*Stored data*
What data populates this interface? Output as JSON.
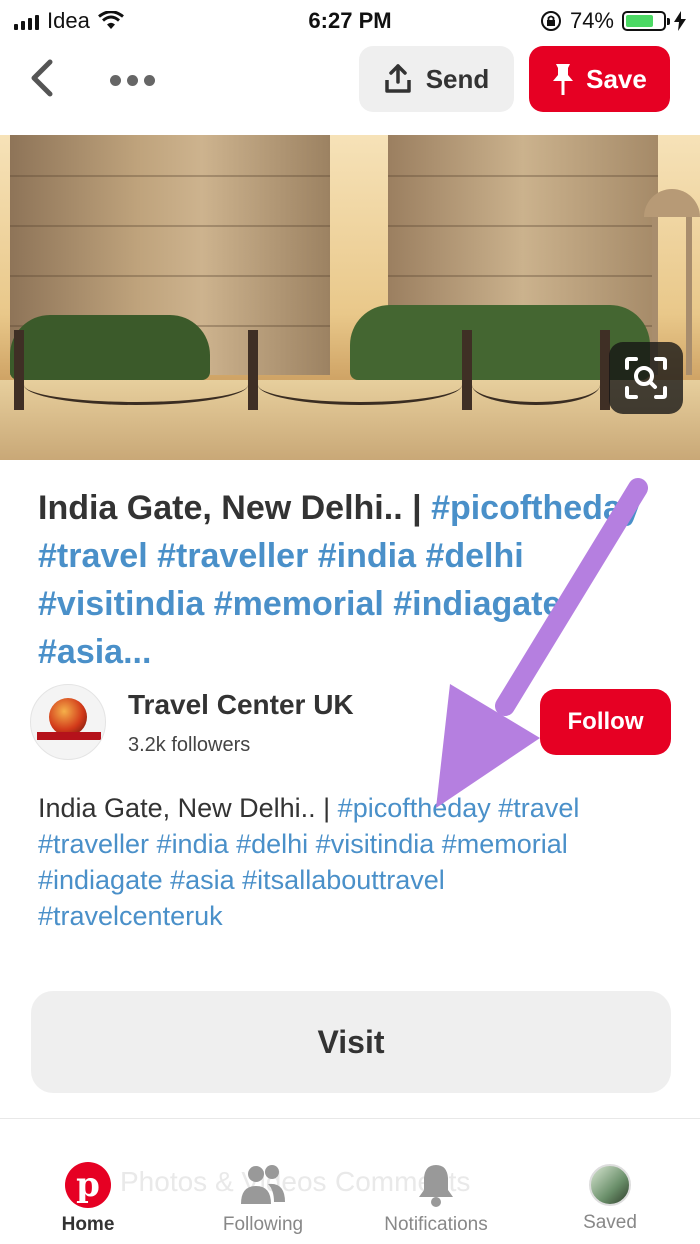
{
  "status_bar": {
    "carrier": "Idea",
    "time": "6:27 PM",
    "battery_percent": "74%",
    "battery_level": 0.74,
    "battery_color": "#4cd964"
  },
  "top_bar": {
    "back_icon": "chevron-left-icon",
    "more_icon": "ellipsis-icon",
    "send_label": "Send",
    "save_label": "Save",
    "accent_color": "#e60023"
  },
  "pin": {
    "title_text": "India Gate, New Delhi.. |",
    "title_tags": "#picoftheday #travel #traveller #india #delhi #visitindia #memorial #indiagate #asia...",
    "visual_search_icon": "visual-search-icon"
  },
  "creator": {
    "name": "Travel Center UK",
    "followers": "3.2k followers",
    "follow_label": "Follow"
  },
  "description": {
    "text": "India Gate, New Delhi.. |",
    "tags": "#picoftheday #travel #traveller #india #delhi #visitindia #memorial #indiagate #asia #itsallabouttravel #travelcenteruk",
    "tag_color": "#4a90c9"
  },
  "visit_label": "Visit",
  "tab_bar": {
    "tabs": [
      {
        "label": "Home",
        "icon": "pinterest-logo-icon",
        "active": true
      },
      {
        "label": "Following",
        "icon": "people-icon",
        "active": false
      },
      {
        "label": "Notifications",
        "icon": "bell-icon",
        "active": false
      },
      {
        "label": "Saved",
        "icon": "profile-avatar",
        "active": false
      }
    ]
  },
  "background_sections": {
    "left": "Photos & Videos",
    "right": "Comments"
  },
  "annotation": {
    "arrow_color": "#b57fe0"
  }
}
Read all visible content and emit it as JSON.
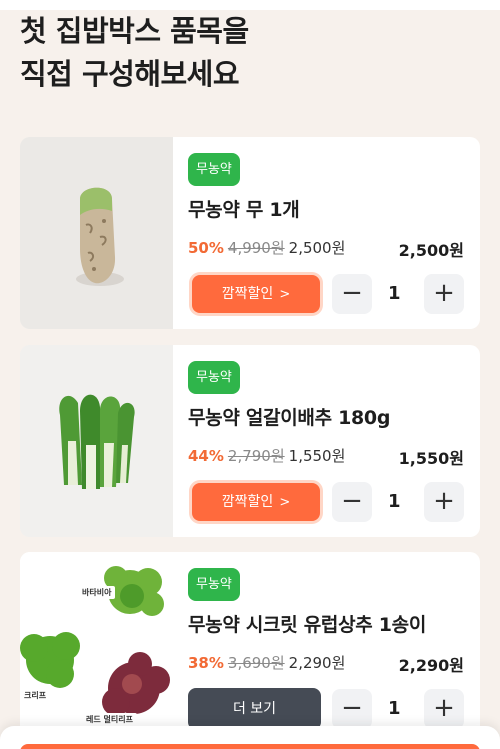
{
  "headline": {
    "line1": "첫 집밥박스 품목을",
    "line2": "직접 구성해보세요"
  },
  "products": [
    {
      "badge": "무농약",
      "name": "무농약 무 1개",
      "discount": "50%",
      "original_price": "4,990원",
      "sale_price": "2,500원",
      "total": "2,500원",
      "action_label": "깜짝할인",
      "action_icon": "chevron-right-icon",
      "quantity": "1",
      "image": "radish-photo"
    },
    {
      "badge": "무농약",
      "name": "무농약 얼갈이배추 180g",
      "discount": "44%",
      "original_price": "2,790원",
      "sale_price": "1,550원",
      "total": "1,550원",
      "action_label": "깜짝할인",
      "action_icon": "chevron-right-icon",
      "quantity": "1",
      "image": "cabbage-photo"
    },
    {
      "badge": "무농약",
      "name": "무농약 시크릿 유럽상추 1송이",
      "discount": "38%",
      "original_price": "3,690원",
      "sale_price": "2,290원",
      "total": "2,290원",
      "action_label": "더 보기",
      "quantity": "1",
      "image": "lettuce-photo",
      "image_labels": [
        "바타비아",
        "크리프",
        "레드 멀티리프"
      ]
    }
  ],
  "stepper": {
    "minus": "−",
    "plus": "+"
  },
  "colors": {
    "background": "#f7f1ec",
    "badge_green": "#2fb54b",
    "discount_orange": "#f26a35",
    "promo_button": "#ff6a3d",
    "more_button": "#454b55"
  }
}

*Problem statement*
Pictures don't belong in the copy. Restate all the entries exactly.

*Problem solution*
What data populates this interface? Output as JSON.
{
  "status_bar": {
    "carrier": "Idea",
    "time": "6:27 PM",
    "battery_percent": "74%",
    "battery_level": 0.74,
    "battery_color": "#4cd964"
  },
  "top_bar": {
    "back_icon": "chevron-left-icon",
    "more_icon": "ellipsis-icon",
    "send_label": "Send",
    "save_label": "Save",
    "accent_color": "#e60023"
  },
  "pin": {
    "title_text": "India Gate, New Delhi.. |",
    "title_tags": "#picoftheday #travel #traveller #india #delhi #visitindia #memorial #indiagate #asia...",
    "visual_search_icon": "visual-search-icon"
  },
  "creator": {
    "name": "Travel Center UK",
    "followers": "3.2k followers",
    "follow_label": "Follow"
  },
  "description": {
    "text": "India Gate, New Delhi.. |",
    "tags": "#picoftheday #travel #traveller #india #delhi #visitindia #memorial #indiagate #asia #itsallabouttravel #travelcenteruk",
    "tag_color": "#4a90c9"
  },
  "visit_label": "Visit",
  "tab_bar": {
    "tabs": [
      {
        "label": "Home",
        "icon": "pinterest-logo-icon",
        "active": true
      },
      {
        "label": "Following",
        "icon": "people-icon",
        "active": false
      },
      {
        "label": "Notifications",
        "icon": "bell-icon",
        "active": false
      },
      {
        "label": "Saved",
        "icon": "profile-avatar",
        "active": false
      }
    ]
  },
  "background_sections": {
    "left": "Photos & Videos",
    "right": "Comments"
  },
  "annotation": {
    "arrow_color": "#b57fe0"
  }
}
Read all visible content and emit it as JSON.
{
  "headline": {
    "line1": "첫 집밥박스 품목을",
    "line2": "직접 구성해보세요"
  },
  "products": [
    {
      "badge": "무농약",
      "name": "무농약 무 1개",
      "discount": "50%",
      "original_price": "4,990원",
      "sale_price": "2,500원",
      "total": "2,500원",
      "action_label": "깜짝할인",
      "action_icon": "chevron-right-icon",
      "quantity": "1",
      "image": "radish-photo"
    },
    {
      "badge": "무농약",
      "name": "무농약 얼갈이배추 180g",
      "discount": "44%",
      "original_price": "2,790원",
      "sale_price": "1,550원",
      "total": "1,550원",
      "action_label": "깜짝할인",
      "action_icon": "chevron-right-icon",
      "quantity": "1",
      "image": "cabbage-photo"
    },
    {
      "badge": "무농약",
      "name": "무농약 시크릿 유럽상추 1송이",
      "discount": "38%",
      "original_price": "3,690원",
      "sale_price": "2,290원",
      "total": "2,290원",
      "action_label": "더 보기",
      "quantity": "1",
      "image": "lettuce-photo",
      "image_labels": [
        "바타비아",
        "크리프",
        "레드 멀티리프"
      ]
    }
  ],
  "stepper": {
    "minus": "−",
    "plus": "+"
  },
  "colors": {
    "background": "#f7f1ec",
    "badge_green": "#2fb54b",
    "discount_orange": "#f26a35",
    "promo_button": "#ff6a3d",
    "more_button": "#454b55"
  }
}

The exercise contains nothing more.